[Set task A]:
Using the forum thread about selling a Tivo, say whether each statement agrees with it. Answer yes or no, and quote the words from the thread that decide it.
(i) Darren says he recently had a bad experience with PayPal.
(ii) A Special Clearance on a cheque costs around £4.
(iii) The Obo suggests the For Sale forum on AVForums.com.
[Set task B]: In the forum thread about selling a Tivo, how long after it is presented can a cheque be refused by the issuing bank, according to blindlemon's bank?
[Set task C]: Continue the forum thread about selling a Tivo, starting after its last sentence.

[Document segment]:
# Selling other than Ebay



## dsloper (Mar 19, 2001)

Hi,

Does anyone have any idea of anywhere I can sell my Tivo? I know I am not allowed to do it on here but I have had a bad experience with paypal recently and really don't want to sell it on ebay because of that. 

Sorry if the post itself breaks any rules.

Darren


----------



## Tony Hoyle (Apr 1, 2002)

You could see if Tivoland buy them.. they must be getting them from somewhere


----------



## The Obo (Feb 22, 2005)

or in the For Sale forum on AVForums.com


----------



## blindlemon (May 12, 2002)

I'd buy it, but I already have plenty in stock - sorry!



dsloper said:


> I have had a bad experience with paypal recently and really don't want to sell it on ebay because of that.


You could use Nochex, or insist on Bank Transfer, Cheque/Postal Orders etc...

A word or warning about accepting cheques for eBay items though: I was talking to my bank recently about this and, apparently, it's not unheard-of for a cheque to be refused by the issuing bank UP TO SIX WEEKS after it is presented If this happens, then even though your bank let you draw against it after 4 days, they will just deduct the amount from your account, send you a letter to tell you, and there's not a thing you can do about it 

The only way to avoid the risk of this is to ask for a Special Clearance on the cheque. This costs you around £12 and your bank will repeatedly pester the issuing bank by phone until it explicitly confirms or refuses the cheque.

[Data provided]:

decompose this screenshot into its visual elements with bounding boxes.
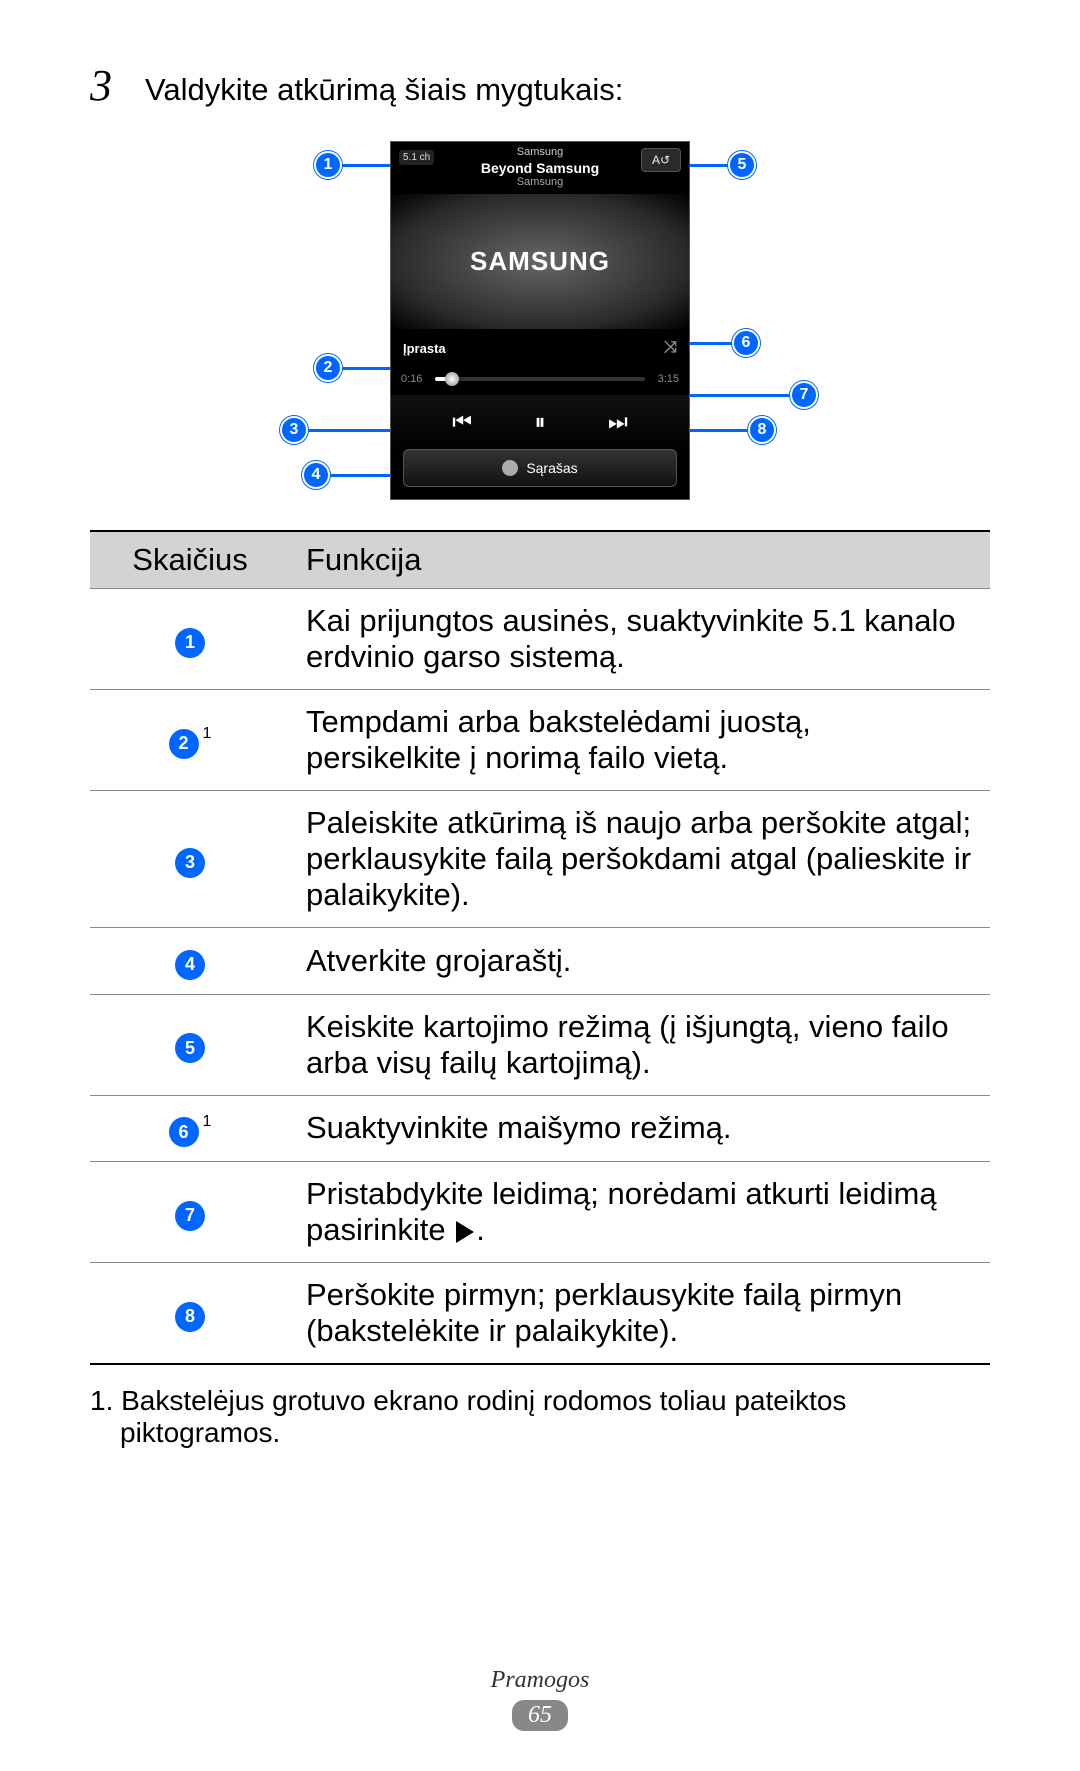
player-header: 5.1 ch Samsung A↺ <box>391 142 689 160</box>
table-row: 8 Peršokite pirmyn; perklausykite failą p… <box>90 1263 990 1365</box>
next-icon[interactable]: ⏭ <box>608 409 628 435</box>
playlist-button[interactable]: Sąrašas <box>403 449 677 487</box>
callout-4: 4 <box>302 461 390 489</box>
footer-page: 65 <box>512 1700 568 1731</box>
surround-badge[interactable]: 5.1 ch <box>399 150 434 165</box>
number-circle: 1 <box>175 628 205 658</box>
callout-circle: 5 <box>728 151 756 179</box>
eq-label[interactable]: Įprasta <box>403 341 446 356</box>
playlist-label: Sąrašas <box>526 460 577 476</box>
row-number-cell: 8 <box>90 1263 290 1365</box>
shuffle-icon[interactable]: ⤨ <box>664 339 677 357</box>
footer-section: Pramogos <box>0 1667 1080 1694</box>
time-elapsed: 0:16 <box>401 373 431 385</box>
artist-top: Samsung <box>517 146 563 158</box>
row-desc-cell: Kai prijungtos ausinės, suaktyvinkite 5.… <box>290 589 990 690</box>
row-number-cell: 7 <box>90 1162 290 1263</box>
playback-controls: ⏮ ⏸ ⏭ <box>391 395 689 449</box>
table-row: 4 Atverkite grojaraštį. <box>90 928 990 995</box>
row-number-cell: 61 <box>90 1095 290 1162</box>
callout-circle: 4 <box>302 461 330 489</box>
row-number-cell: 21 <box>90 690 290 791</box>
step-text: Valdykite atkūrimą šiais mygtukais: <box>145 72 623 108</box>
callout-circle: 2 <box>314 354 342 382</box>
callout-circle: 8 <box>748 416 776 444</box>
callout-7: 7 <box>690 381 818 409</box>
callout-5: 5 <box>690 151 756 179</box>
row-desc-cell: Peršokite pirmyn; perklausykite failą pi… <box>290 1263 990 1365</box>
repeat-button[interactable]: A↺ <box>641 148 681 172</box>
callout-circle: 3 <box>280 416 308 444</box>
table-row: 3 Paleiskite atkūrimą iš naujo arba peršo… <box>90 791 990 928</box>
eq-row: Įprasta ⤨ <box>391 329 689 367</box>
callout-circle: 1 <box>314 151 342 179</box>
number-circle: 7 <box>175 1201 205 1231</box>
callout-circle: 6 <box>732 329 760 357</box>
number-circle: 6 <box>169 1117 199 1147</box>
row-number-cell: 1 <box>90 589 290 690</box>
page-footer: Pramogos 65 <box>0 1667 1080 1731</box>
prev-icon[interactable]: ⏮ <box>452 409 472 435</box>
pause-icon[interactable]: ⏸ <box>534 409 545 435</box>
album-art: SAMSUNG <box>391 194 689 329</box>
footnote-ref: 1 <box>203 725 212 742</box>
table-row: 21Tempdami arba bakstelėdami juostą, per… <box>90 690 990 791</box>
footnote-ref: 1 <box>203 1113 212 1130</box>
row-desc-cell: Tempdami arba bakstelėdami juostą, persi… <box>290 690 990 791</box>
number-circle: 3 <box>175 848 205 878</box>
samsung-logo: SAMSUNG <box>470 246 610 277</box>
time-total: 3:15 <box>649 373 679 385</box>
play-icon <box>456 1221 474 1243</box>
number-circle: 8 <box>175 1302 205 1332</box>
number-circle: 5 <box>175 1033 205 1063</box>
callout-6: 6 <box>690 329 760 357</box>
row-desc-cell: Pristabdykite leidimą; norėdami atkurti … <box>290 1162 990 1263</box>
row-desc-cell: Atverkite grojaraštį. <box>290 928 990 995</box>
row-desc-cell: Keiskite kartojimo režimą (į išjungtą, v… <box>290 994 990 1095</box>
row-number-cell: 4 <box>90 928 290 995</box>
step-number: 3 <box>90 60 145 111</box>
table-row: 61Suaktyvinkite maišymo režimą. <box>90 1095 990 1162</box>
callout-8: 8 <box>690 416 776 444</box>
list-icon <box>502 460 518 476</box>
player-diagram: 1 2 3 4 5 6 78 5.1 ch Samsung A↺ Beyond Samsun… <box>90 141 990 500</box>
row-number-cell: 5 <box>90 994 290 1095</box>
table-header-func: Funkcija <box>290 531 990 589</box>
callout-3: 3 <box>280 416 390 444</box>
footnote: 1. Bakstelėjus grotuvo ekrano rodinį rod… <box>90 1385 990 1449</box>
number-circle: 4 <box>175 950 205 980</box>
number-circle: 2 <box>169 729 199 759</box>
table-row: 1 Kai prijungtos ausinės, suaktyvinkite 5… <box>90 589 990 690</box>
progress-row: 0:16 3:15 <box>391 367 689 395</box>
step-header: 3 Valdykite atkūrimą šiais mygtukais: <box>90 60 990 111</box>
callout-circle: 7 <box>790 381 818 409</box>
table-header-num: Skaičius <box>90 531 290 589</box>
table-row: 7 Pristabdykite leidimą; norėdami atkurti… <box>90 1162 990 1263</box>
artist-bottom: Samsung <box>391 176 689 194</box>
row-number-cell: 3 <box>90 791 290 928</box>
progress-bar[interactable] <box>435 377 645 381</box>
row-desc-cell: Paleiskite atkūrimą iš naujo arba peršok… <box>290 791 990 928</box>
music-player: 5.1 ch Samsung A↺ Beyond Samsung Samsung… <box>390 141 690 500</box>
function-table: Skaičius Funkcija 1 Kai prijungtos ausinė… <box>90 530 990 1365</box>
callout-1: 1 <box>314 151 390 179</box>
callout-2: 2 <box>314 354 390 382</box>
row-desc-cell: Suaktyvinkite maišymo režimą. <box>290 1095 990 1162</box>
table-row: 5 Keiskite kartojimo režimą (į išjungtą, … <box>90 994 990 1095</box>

[Exercise output A]:
(i) Yes: "I have had a bad experience with paypal recently"
(ii) No: "This costs you around £12"
(iii) Yes: "or in the For Sale forum on AVForums.com"

[Exercise output B]: Up to six weeks.

[Exercise output C]:
----------



## swlondonj (Apr 14, 2006)

I second the recommendation to try using the classifieds thread on AV Forums...I bought mine there, and you can get a pretty good idea of who you're dealing with.


----------



## hamradio (Aug 27, 2002)

I have recently used E bid and it works OK for me


----------



## frogster (Jan 4, 2006)

A BACS transfer is totally free, totally secure, takes exactly 3 days and cannot be withdrawn after payment is made.

I wonder why the banks never suggest using it?


----------



## dsloper (Mar 19, 2001)

Thanks for the replies. 

I used avforums in the end, and sold really quick

Thanks


----------



## C.C.Johnson (Jul 5, 2002)

Just to re-emphasise what Blindlemon was saying above, any cheque lodged into an account can "clear", but "not be given value" by a bank for weeks afterwards. To be sure, ask if the cheque has been "given value".


----------



## Gavin (Jan 1, 2003)

frogster said:


> A BACS transfer is totally free, totally secure, takes exactly 3 days and cannot be withdrawn after payment is made.
> 
> I wonder why the banks never suggest using it?


'Cos they can't charge £12 a time for special clearance??


----------



## cwaring (Feb 12, 2002)

I assumed it was a rhetorical question


----------



## frogster (Jan 4, 2006)

cwaring said:


> I assumed it was a rhetorical question


At least someone got it.


----------



## frogster (Jan 4, 2006)

C.C.Johnson said:


> Just to re-emphasise what Blindlemon was saying above, any cheque lodged into an account can "clear", but "not be given value" by a bank for weeks afterwards. To be sure, ask if the cheque has been "given value".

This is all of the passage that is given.